** begin DATASET ROWS **
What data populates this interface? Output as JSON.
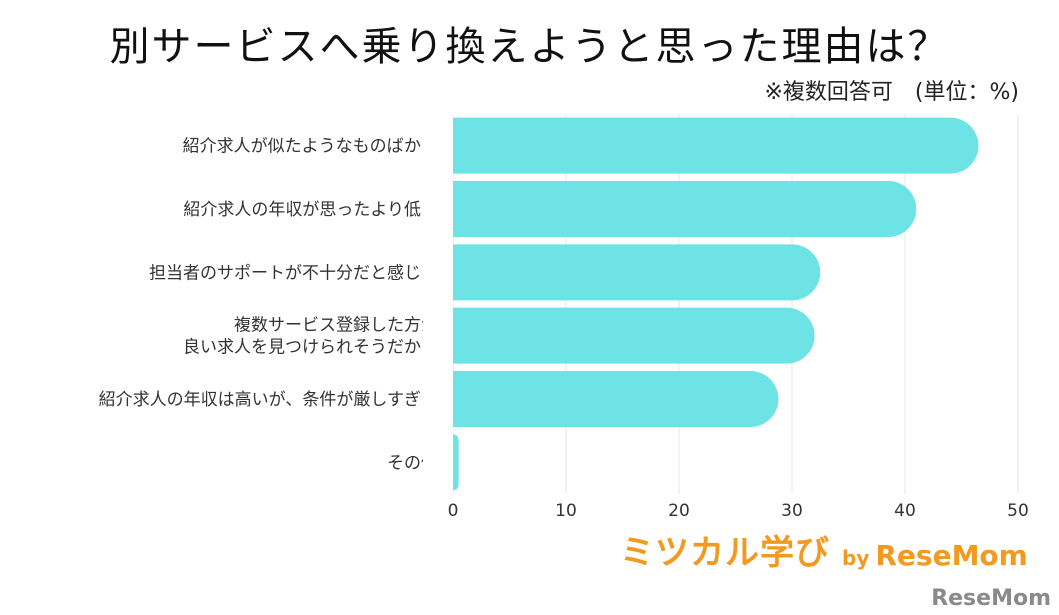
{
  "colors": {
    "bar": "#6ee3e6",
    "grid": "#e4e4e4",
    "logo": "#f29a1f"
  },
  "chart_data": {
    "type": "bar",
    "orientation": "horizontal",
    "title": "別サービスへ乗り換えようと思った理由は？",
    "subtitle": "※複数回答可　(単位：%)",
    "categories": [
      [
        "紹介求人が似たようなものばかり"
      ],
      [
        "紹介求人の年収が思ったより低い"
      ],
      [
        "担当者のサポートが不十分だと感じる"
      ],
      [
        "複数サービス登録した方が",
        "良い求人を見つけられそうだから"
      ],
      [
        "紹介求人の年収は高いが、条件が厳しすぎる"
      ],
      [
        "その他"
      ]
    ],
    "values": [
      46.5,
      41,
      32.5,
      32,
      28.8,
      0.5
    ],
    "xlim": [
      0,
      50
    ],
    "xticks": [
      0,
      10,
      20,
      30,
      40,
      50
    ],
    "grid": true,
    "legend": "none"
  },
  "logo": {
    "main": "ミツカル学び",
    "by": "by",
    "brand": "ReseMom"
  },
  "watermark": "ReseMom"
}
** end DATASET ROWS **
** begin DATASET ROWS **
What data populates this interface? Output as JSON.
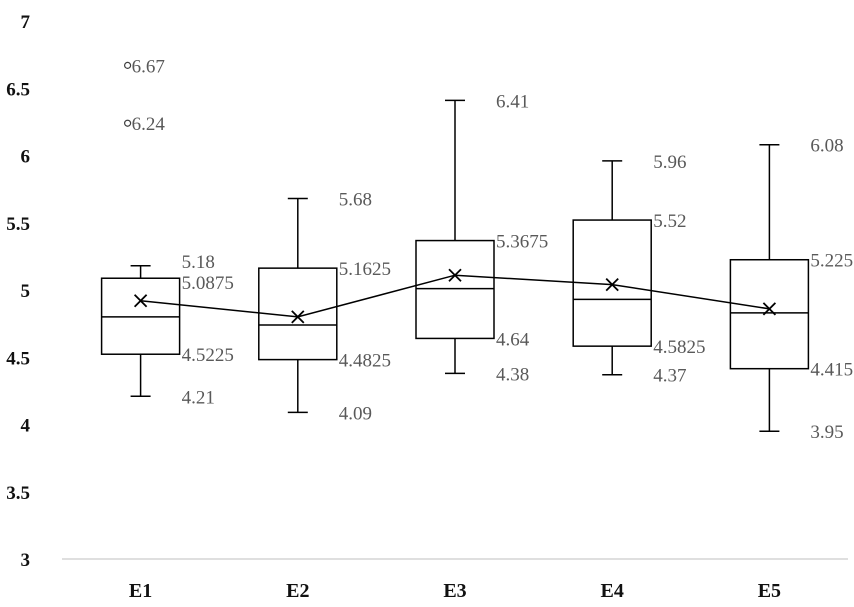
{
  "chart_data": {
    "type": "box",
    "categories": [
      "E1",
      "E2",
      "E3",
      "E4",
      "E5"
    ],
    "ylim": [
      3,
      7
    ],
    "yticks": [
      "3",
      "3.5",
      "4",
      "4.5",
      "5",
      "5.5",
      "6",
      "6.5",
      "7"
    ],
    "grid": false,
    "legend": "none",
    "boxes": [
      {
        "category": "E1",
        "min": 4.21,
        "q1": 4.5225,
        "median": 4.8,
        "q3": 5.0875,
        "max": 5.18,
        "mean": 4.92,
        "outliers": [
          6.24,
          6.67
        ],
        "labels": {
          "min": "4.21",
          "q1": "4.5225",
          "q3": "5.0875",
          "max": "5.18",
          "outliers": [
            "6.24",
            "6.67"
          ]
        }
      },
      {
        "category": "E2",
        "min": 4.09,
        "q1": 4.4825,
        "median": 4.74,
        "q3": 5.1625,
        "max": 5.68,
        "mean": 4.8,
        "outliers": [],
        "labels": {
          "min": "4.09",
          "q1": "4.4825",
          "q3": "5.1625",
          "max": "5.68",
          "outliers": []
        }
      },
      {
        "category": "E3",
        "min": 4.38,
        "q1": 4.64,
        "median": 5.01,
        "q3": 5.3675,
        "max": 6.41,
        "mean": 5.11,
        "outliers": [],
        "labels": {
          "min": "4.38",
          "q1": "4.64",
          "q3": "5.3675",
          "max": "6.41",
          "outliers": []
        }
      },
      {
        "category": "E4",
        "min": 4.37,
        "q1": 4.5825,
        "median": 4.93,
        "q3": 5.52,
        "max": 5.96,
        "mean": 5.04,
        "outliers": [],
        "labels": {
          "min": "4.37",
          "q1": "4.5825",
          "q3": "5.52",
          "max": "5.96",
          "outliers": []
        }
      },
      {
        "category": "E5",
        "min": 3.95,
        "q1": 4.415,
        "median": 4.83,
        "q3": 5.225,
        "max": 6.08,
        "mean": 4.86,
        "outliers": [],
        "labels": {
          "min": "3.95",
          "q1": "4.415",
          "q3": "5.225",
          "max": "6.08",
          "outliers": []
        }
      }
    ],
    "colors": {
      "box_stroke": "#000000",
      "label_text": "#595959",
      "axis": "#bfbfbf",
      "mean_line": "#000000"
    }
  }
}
** end DATASET ROWS **
WORK TO BE COMPLETED: Count the lines above that contain the word "category". Give only the number.

WRITTEN RESPONSE: 5